* **THE TASK**:
Consider the data that follows and state how many lines contain the string "milyonlarca", using the number alone.
┏━━
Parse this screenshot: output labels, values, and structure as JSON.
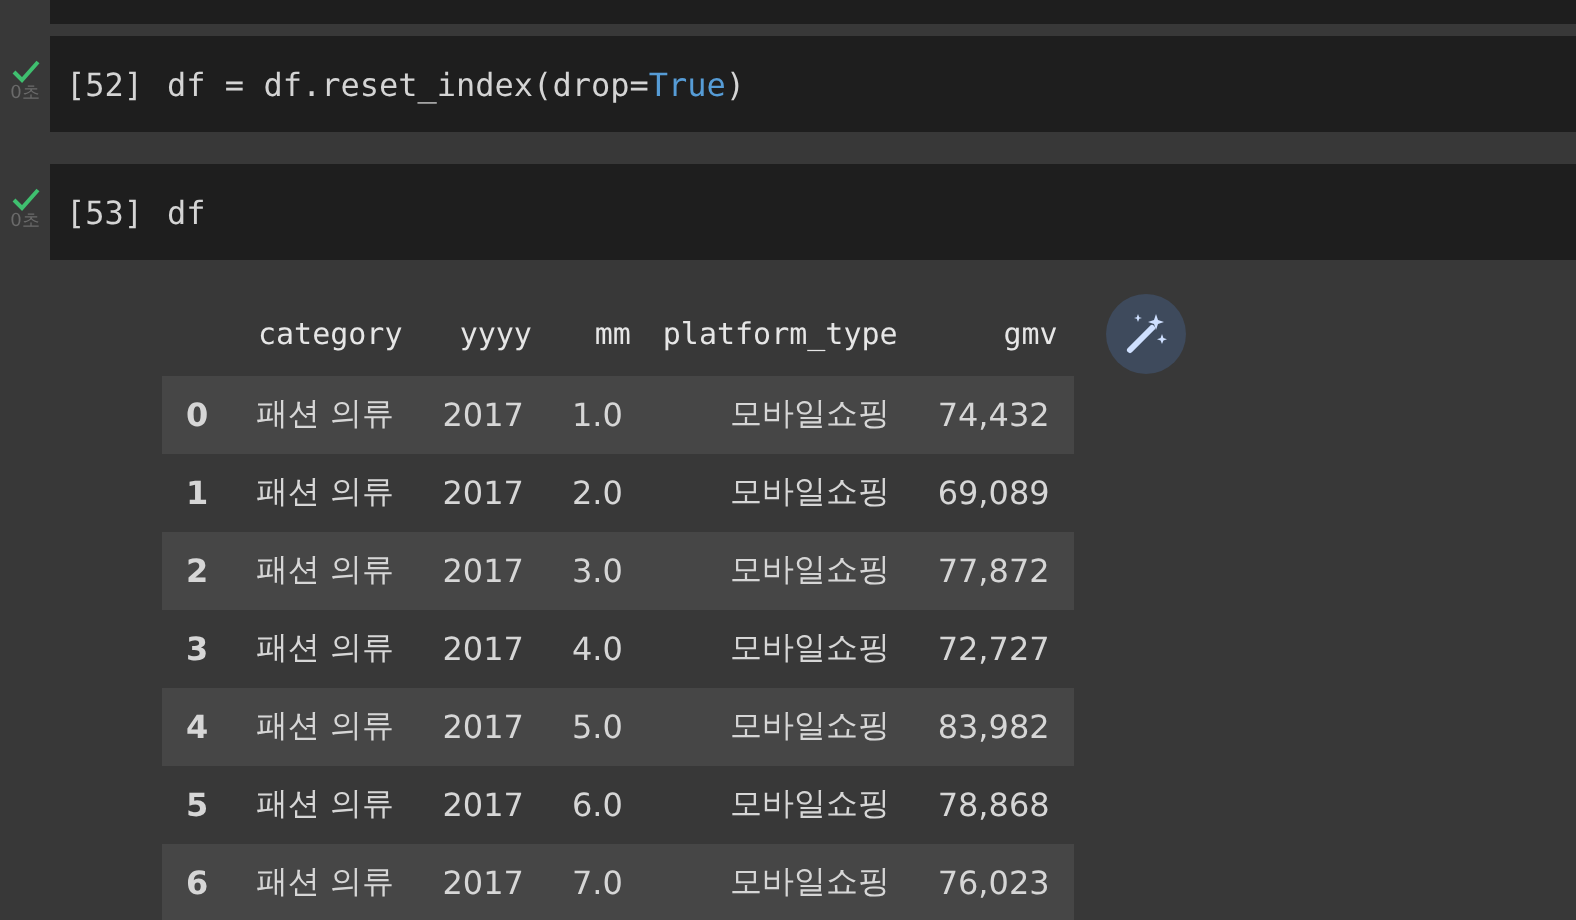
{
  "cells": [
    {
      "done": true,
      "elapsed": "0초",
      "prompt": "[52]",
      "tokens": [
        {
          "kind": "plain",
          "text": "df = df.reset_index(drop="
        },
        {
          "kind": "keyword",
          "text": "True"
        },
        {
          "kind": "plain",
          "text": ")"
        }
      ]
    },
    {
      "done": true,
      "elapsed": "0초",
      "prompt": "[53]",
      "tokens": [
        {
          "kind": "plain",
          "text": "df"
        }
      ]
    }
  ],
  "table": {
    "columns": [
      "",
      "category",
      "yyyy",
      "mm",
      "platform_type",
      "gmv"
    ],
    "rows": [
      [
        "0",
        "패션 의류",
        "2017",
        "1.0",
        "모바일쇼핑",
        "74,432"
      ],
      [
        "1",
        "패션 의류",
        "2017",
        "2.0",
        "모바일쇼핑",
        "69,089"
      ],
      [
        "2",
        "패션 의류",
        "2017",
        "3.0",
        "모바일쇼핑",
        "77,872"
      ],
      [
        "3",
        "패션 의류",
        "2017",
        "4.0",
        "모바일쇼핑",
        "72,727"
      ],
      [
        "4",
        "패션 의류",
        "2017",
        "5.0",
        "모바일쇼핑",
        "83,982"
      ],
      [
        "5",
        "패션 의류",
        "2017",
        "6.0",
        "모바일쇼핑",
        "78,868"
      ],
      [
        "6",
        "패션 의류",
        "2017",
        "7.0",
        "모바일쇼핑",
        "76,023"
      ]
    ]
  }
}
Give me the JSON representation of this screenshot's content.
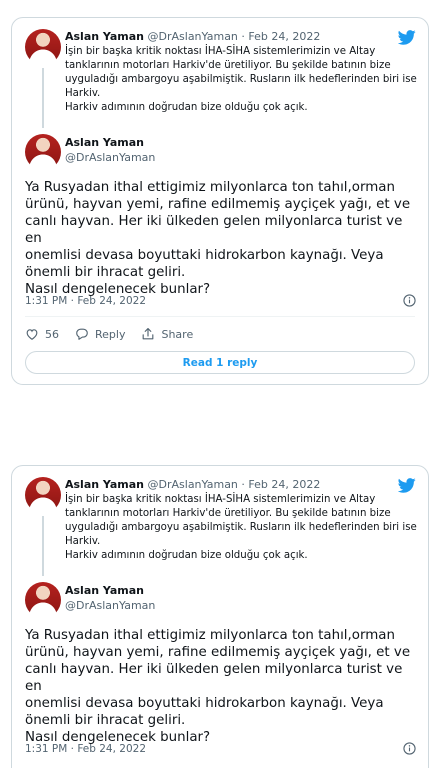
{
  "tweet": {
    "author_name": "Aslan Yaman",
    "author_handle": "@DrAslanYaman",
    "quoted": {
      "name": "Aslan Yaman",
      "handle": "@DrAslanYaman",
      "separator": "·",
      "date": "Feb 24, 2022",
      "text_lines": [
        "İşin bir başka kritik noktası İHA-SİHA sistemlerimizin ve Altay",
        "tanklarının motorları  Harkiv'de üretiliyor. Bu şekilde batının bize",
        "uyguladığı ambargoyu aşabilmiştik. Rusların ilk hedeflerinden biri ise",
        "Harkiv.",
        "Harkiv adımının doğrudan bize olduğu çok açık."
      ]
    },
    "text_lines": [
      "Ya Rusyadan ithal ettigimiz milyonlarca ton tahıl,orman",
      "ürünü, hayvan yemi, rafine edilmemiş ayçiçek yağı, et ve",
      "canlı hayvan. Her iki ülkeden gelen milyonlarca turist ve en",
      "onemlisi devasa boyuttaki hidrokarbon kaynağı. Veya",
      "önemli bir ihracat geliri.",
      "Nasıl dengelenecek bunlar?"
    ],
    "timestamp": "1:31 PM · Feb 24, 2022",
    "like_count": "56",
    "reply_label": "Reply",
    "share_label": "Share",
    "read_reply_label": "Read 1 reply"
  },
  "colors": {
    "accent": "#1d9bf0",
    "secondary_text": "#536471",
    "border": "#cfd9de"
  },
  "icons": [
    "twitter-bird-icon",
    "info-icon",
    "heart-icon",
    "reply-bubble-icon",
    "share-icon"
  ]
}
┗━━
* **CORRECT OUTPUT**:
2